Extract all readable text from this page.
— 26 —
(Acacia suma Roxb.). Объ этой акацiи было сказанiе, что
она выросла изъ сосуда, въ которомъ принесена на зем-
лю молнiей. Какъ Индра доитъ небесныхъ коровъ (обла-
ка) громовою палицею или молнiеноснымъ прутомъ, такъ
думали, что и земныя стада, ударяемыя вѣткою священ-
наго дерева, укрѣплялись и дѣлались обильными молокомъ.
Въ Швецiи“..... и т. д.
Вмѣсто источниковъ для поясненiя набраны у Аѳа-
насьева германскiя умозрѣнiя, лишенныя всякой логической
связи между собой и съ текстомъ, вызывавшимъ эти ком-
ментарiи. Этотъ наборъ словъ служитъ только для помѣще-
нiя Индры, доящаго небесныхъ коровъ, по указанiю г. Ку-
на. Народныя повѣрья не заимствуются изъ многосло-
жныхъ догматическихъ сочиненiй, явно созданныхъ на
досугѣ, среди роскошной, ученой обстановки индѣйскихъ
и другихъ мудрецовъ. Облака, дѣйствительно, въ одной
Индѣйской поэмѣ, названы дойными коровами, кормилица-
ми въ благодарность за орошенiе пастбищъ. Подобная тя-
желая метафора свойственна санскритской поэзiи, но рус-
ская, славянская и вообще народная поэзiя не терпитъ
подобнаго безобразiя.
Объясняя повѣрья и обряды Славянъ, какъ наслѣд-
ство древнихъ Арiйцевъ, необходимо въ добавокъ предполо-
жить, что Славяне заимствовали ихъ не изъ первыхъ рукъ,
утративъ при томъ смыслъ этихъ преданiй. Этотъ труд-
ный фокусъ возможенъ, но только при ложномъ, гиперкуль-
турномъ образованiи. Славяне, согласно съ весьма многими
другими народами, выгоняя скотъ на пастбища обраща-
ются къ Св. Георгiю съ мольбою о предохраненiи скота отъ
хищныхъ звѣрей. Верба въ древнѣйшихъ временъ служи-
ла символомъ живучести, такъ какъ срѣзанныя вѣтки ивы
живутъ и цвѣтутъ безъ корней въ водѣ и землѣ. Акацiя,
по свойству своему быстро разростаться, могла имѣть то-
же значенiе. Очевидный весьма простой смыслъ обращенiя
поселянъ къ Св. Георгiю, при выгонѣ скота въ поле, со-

_WHAT THIS TASK INVOLVES_: Extract the whole listing, character for character.

_CORRECT OUTPUT_:
Extract all readable text from this page.
— 26 —
(Acacia suma Roxb.). Объ этой акацiи было сказанiе, что
она выросла изъ сосуда, въ которомъ принесена на зем-
лю молнiей. Какъ Индра доитъ небесныхъ коровъ (обла-
ка) громовою палицею или молнiеноснымъ прутомъ, такъ
думали, что и земныя стада, ударяемыя вѣткою священ-
наго дерева, укрѣплялись и дѣлались обильными молокомъ.
Въ Швецiи“..... и т. д.
Вмѣсто источниковъ для поясненiя набраны у Аѳа-
насьева германскiя умозрѣнiя, лишенныя всякой логической
связи между собой и съ текстомъ, вызывавшимъ эти ком-
ментарiи. Этотъ наборъ словъ служитъ только для помѣще-
нiя Индры, доящаго небесныхъ коровъ, по указанiю г. Ку-
на. Народныя повѣрья не заимствуются изъ многосло-
жныхъ догматическихъ сочиненiй, явно созданныхъ на
досугѣ, среди роскошной, ученой обстановки индѣйскихъ
и другихъ мудрецовъ. Облака, дѣйствительно, въ одной
Индѣйской поэмѣ, названы дойными коровами, кормилица-
ми въ благодарность за орошенiе пастбищъ. Подобная тя-
желая метафора свойственна санскритской поэзiи, но рус-
ская, славянская и вообще народная поэзiя не терпитъ
подобнаго безобразiя.
Объясняя повѣрья и обряды Славянъ, какъ наслѣд-
ство древнихъ Арiйцевъ, необходимо въ добавокъ предполо-
жить, что Славяне заимствовали ихъ не изъ первыхъ рукъ,
утративъ при томъ смыслъ этихъ преданiй. Этотъ труд-
ный фокусъ возможенъ, но только при ложномъ, гиперкуль-
турномъ образованiи. Славяне, согласно съ весьма многими
другими народами, выгоняя скотъ на пастбища обраща-
ются къ Св. Георгiю съ мольбою о предохраненiи скота отъ
хищныхъ звѣрей. Верба въ древнѣйшихъ временъ служи-
ла символомъ живучести, такъ какъ срѣзанныя вѣтки ивы
живутъ и цвѣтутъ безъ корней въ водѣ и землѣ. Акацiя,
по свойству своему быстро разростаться, могла имѣть то-
же значенiе. Очевидный весьма простой смыслъ обращенiя
поселянъ къ Св. Георгiю, при выгонѣ скота въ поле, со-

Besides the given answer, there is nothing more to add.